§ **Exercise instructions**: Extract the listing below in full, unchanged.

----------------------------------------

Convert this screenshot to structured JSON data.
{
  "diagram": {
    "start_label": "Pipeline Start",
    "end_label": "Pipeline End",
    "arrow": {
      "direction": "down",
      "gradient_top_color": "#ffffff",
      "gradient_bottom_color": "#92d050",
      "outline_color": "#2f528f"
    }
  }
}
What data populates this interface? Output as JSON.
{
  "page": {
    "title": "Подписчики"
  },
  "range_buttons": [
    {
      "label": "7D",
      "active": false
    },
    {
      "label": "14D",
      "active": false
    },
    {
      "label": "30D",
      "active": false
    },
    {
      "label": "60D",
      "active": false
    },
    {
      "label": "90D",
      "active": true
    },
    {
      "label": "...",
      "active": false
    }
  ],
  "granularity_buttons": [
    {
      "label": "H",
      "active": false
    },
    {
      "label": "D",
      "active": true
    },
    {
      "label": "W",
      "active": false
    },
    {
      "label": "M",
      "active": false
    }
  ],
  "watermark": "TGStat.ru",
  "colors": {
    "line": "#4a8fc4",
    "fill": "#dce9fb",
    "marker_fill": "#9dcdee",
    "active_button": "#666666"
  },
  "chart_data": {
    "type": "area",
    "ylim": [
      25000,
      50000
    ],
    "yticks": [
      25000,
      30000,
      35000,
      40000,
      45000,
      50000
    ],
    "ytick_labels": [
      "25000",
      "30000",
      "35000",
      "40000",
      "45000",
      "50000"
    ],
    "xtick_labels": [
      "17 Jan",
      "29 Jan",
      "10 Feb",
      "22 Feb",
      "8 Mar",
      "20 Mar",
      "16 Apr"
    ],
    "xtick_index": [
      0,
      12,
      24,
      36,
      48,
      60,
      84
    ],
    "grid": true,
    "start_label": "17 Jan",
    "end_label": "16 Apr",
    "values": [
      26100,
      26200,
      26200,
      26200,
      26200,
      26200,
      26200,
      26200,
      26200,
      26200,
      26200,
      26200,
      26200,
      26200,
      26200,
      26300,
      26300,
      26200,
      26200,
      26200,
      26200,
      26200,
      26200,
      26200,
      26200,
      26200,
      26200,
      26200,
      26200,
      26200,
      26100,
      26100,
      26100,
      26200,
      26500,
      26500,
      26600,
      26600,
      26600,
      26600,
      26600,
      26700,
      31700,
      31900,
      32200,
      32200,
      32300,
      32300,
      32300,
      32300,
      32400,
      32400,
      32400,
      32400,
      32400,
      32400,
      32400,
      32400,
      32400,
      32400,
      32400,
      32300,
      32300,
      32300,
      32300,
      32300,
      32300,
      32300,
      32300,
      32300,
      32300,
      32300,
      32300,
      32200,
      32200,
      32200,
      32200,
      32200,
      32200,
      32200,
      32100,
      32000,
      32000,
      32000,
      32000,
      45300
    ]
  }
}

----------------------------------------

§ **Solution**:
Convert this screenshot to structured JSON data.
{
  "diagram": {
    "start_label": "Pipeline Start",
    "end_label": "Pipeline End",
    "arrow": {
      "direction": "down",
      "gradient_top_color": "#ffffff",
      "gradient_bottom_color": "#92d050",
      "outline_color": "#2f528f"
    }
  }
}
What data populates this interface? Output as JSON.
{
  "page": {
    "title": "Подписчики"
  },
  "range_buttons": [
    {
      "label": "7D",
      "active": false
    },
    {
      "label": "14D",
      "active": false
    },
    {
      "label": "30D",
      "active": false
    },
    {
      "label": "60D",
      "active": false
    },
    {
      "label": "90D",
      "active": true
    },
    {
      "label": "...",
      "active": false
    }
  ],
  "granularity_buttons": [
    {
      "label": "H",
      "active": false
    },
    {
      "label": "D",
      "active": true
    },
    {
      "label": "W",
      "active": false
    },
    {
      "label": "M",
      "active": false
    }
  ],
  "watermark": "TGStat.ru",
  "colors": {
    "line": "#4a8fc4",
    "fill": "#dce9fb",
    "marker_fill": "#9dcdee",
    "active_button": "#666666"
  },
  "chart_data": {
    "type": "area",
    "ylim": [
      25000,
      50000
    ],
    "yticks": [
      25000,
      30000,
      35000,
      40000,
      45000,
      50000
    ],
    "ytick_labels": [
      "25000",
      "30000",
      "35000",
      "40000",
      "45000",
      "50000"
    ],
    "xtick_labels": [
      "17 Jan",
      "29 Jan",
      "10 Feb",
      "22 Feb",
      "8 Mar",
      "20 Mar",
      "16 Apr"
    ],
    "xtick_index": [
      0,
      12,
      24,
      36,
      48,
      60,
      84
    ],
    "grid": true,
    "start_label": "17 Jan",
    "end_label": "16 Apr",
    "values": [
      26100,
      26200,
      26200,
      26200,
      26200,
      26200,
      26200,
      26200,
      26200,
      26200,
      26200,
      26200,
      26200,
      26200,
      26200,
      26300,
      26300,
      26200,
      26200,
      26200,
      26200,
      26200,
      26200,
      26200,
      26200,
      26200,
      26200,
      26200,
      26200,
      26200,
      26100,
      26100,
      26100,
      26200,
      26500,
      26500,
      26600,
      26600,
      26600,
      26600,
      26600,
      26700,
      31700,
      31900,
      32200,
      32200,
      32300,
      32300,
      32300,
      32300,
      32400,
      32400,
      32400,
      32400,
      32400,
      32400,
      32400,
      32400,
      32400,
      32400,
      32400,
      32300,
      32300,
      32300,
      32300,
      32300,
      32300,
      32300,
      32300,
      32300,
      32300,
      32300,
      32300,
      32200,
      32200,
      32200,
      32200,
      32200,
      32200,
      32200,
      32100,
      32000,
      32000,
      32000,
      32000,
      45300
    ]
  }
}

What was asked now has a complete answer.